## [WORK TO COMPLETE]
Collect all lines from the records below that include the word "明察秋毫".

┌─ RECORDS FOR THE TASK

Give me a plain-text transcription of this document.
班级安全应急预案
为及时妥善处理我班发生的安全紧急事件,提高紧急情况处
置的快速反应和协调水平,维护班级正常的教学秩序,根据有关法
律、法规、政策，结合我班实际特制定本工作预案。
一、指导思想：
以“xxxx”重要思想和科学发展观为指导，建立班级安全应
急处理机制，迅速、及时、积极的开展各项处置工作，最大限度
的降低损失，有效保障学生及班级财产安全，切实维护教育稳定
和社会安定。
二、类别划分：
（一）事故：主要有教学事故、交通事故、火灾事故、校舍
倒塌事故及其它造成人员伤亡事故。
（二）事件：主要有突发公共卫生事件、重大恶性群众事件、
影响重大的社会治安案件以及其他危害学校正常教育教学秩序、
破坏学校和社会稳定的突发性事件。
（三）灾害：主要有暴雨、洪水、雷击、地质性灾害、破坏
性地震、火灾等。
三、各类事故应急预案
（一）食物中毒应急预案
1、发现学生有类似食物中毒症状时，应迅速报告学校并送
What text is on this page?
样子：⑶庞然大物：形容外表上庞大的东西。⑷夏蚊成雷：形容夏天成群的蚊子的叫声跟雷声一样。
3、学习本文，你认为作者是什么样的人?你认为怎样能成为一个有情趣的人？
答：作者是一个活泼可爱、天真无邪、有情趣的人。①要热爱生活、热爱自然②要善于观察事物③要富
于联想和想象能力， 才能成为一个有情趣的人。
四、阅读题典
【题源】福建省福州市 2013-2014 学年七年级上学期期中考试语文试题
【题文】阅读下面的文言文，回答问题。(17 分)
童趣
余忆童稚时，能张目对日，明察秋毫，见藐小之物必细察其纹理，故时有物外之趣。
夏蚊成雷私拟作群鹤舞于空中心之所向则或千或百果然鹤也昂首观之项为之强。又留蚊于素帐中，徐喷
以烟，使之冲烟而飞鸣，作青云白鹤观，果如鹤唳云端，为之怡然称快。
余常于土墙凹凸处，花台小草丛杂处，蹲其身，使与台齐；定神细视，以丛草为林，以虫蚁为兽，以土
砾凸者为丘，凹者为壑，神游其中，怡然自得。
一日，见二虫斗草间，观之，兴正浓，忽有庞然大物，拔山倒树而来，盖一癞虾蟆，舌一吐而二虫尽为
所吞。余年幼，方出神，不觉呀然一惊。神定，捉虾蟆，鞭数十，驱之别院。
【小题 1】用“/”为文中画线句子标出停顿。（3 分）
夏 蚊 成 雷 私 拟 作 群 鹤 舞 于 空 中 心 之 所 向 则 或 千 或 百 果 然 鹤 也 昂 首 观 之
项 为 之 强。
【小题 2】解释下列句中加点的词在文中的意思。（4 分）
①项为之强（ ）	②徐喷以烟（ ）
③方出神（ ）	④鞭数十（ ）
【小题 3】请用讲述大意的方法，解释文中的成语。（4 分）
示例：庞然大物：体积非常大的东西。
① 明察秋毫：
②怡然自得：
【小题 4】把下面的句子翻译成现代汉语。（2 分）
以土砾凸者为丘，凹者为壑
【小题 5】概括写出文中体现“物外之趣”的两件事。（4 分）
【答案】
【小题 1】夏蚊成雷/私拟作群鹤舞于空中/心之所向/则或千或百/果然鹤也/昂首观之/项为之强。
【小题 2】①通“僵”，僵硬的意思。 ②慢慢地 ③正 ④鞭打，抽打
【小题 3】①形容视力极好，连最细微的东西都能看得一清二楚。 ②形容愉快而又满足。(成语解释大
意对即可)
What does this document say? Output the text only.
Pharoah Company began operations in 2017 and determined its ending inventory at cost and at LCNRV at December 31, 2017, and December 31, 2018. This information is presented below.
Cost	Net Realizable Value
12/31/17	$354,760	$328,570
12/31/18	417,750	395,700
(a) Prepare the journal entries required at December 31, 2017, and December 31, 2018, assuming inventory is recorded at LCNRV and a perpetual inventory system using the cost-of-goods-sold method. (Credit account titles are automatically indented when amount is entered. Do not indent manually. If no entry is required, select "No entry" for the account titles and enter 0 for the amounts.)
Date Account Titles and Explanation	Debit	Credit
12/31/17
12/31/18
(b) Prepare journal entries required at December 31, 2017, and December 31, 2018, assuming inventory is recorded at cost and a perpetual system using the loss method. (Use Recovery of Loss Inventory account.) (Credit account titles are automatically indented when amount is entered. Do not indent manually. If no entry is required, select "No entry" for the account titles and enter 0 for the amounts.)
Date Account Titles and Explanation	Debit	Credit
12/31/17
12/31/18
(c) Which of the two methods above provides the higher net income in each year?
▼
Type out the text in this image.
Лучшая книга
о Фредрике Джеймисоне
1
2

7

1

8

└─

## [RESPONSE BELOW]
余忆童稚时，能张目对日，明察秋毫，见藐小之物必细察其纹理，故时有物外之趣。
① 明察秋毫：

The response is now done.